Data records
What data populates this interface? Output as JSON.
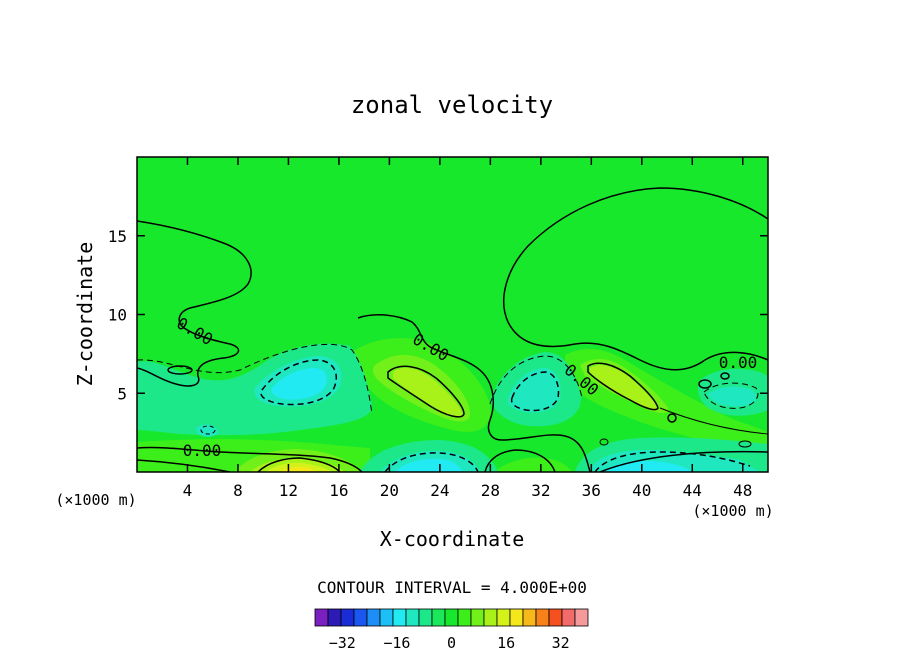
{
  "chart_data": {
    "type": "heatmap",
    "title": "zonal velocity",
    "xlabel": "X-coordinate",
    "ylabel": "Z-coordinate",
    "x_unit_left": "(×1000 m)",
    "x_unit_right": "(×1000 m)",
    "xlim": [
      0,
      50
    ],
    "ylim": [
      0,
      20
    ],
    "xticks": [
      4,
      8,
      12,
      16,
      20,
      24,
      28,
      32,
      36,
      40,
      44,
      48
    ],
    "yticks": [
      5,
      10,
      15
    ],
    "contour_interval_text": "CONTOUR INTERVAL = 4.000E+00",
    "contour_interval": 4,
    "zero_contour_label": "0.00",
    "colorbar": {
      "levels": [
        -40,
        -36,
        -32,
        -28,
        -24,
        -20,
        -16,
        -12,
        -8,
        -4,
        0,
        4,
        8,
        12,
        16,
        20,
        24,
        28,
        32,
        36,
        40
      ],
      "tick_labels": [
        "-32",
        "-16",
        "0",
        "16",
        "32"
      ],
      "colors": [
        "#7a1fc0",
        "#2c1bb4",
        "#1a2bd8",
        "#1a56f0",
        "#1d8ef5",
        "#1cc0f7",
        "#22eaf2",
        "#1fe8c0",
        "#1ce88a",
        "#1ae85a",
        "#18e82c",
        "#3cee1a",
        "#72f01a",
        "#a8f21a",
        "#d2f21a",
        "#f5e81a",
        "#f7b81a",
        "#f7821a",
        "#f55020",
        "#f26a6a",
        "#f59a9a"
      ]
    },
    "features": [
      {
        "type": "jet",
        "sign": "positive",
        "x": 23.0,
        "z": 5.5,
        "peak": 12
      },
      {
        "type": "jet",
        "sign": "positive",
        "x": 38.5,
        "z": 6.0,
        "peak": 12
      },
      {
        "type": "jet",
        "sign": "positive",
        "x": 13.0,
        "z": 0.0,
        "peak": 16
      },
      {
        "type": "jet",
        "sign": "negative",
        "x": 13.5,
        "z": 5.5,
        "peak": -16
      },
      {
        "type": "jet",
        "sign": "negative",
        "x": 31.5,
        "z": 5.5,
        "peak": -12
      },
      {
        "type": "jet",
        "sign": "negative",
        "x": 23.0,
        "z": 0.5,
        "peak": -12
      },
      {
        "type": "jet",
        "sign": "negative",
        "x": 40.0,
        "z": 0.5,
        "peak": -12
      },
      {
        "type": "jet",
        "sign": "negative",
        "x": 46.0,
        "z": 4.5,
        "peak": -8
      }
    ]
  }
}
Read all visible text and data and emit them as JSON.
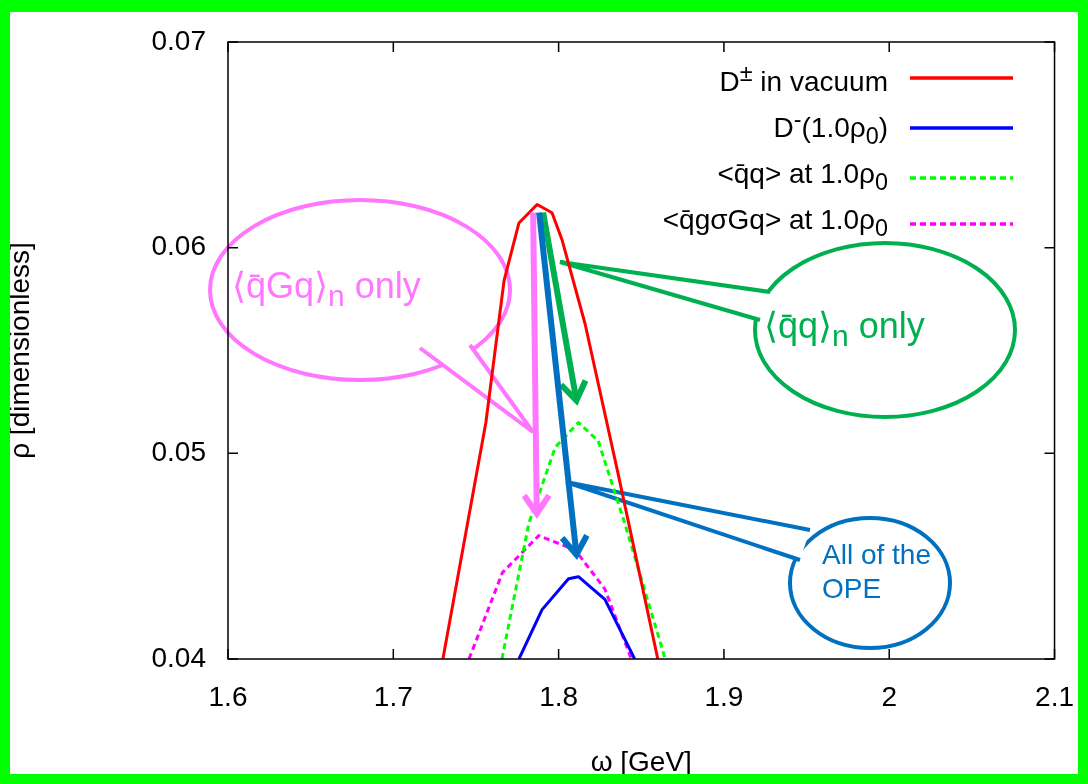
{
  "chart_data": {
    "type": "line",
    "xlabel": "ω [GeV]",
    "ylabel": "ρ [dimensionless]",
    "xlim": [
      1.6,
      2.1
    ],
    "ylim": [
      0.04,
      0.07
    ],
    "xticks": [
      1.6,
      1.7,
      1.8,
      1.9,
      2,
      2.1
    ],
    "yticks": [
      0.04,
      0.05,
      0.06,
      0.07
    ],
    "grid": false,
    "legend": "top right",
    "marker": "none",
    "series": [
      {
        "name": "D$^{±}$ in vacuum",
        "color": "#ff0000",
        "line_style": "solid",
        "x": [
          1.73,
          1.756,
          1.767,
          1.776,
          1.787,
          1.796,
          1.802,
          1.816,
          1.836,
          1.86
        ],
        "values": [
          0.04,
          0.0515,
          0.0584,
          0.0612,
          0.0621,
          0.0617,
          0.0604,
          0.0563,
          0.049,
          0.04
        ]
      },
      {
        "name": "D$^{-}$(1.0ρ$_{0}$)",
        "color": "#0000ff",
        "line_style": "solid",
        "x": [
          1.776,
          1.79,
          1.806,
          1.812,
          1.828,
          1.846
        ],
        "values": [
          0.04,
          0.0424,
          0.0439,
          0.044,
          0.0429,
          0.04
        ]
      },
      {
        "name": "<q̄q> at 1.0ρ$_{0}$",
        "color": "#00ff00",
        "line_style": "dashed",
        "x": [
          1.7657,
          1.782,
          1.798,
          1.812,
          1.824,
          1.84,
          1.8645
        ],
        "values": [
          0.04,
          0.0466,
          0.0503,
          0.0515,
          0.0506,
          0.0466,
          0.04
        ]
      },
      {
        "name": "<q̄gσGq> at 1.0ρ$_{0}$",
        "color": "#ff00ff",
        "line_style": "dashed",
        "x": [
          1.7458,
          1.766,
          1.788,
          1.81,
          1.828,
          1.844
        ],
        "values": [
          0.04,
          0.0442,
          0.046,
          0.0453,
          0.0434,
          0.04
        ]
      }
    ],
    "annotations": [
      "⟨q̄Gq⟩$_{n}$ only",
      "⟨q̄q⟩$_{n}$ only",
      "All of the OPE"
    ]
  }
}
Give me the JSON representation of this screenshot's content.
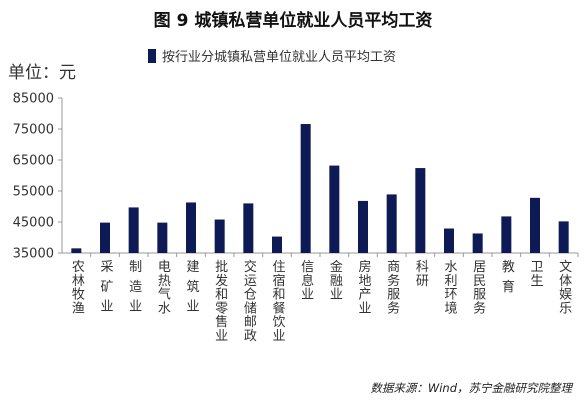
{
  "title": "图 9  城镇私营单位就业人员平均工资",
  "unit_label": "单位：元",
  "source": "数据来源：Wind，苏宁金融研究院整理",
  "colors": {
    "bar": "#0d1a55",
    "axis": "#999999"
  },
  "chart_data": {
    "type": "bar",
    "title": "图 9  城镇私营单位就业人员平均工资",
    "xlabel": "",
    "ylabel": "单位：元",
    "ylim": [
      35000,
      85000
    ],
    "yticks": [
      "35000",
      "45000",
      "55000",
      "65000",
      "75000",
      "85000"
    ],
    "ytick_values": [
      35000,
      45000,
      55000,
      65000,
      75000,
      85000
    ],
    "grid": false,
    "legend_position": "top",
    "categories": [
      "农林牧渔",
      "采  矿  业",
      "制  造  业",
      "电热气水",
      "建  筑  业",
      "批发和零售业",
      "交运仓储邮政",
      "住宿和餐饮业",
      "信息业",
      "金融业",
      "房地产业",
      "商务服务",
      "科研",
      "水利环境",
      "居民服务",
      "教  育",
      "卫生",
      "文体娱乐"
    ],
    "series": [
      {
        "name": "按行业分城镇私营单位就业人员平均工资",
        "values": [
          36500,
          44800,
          49700,
          44800,
          51300,
          45800,
          51000,
          40300,
          76600,
          63200,
          51800,
          53900,
          62400,
          42900,
          41300,
          46800,
          52800,
          45200
        ]
      }
    ]
  }
}
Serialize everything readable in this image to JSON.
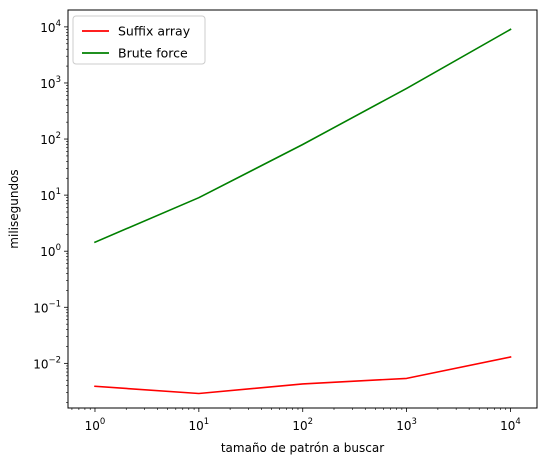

— What needs to be done —
Using the listing above, say how many of its lines contain the string "this", giving nothing but the figure.

— Worked answer —
3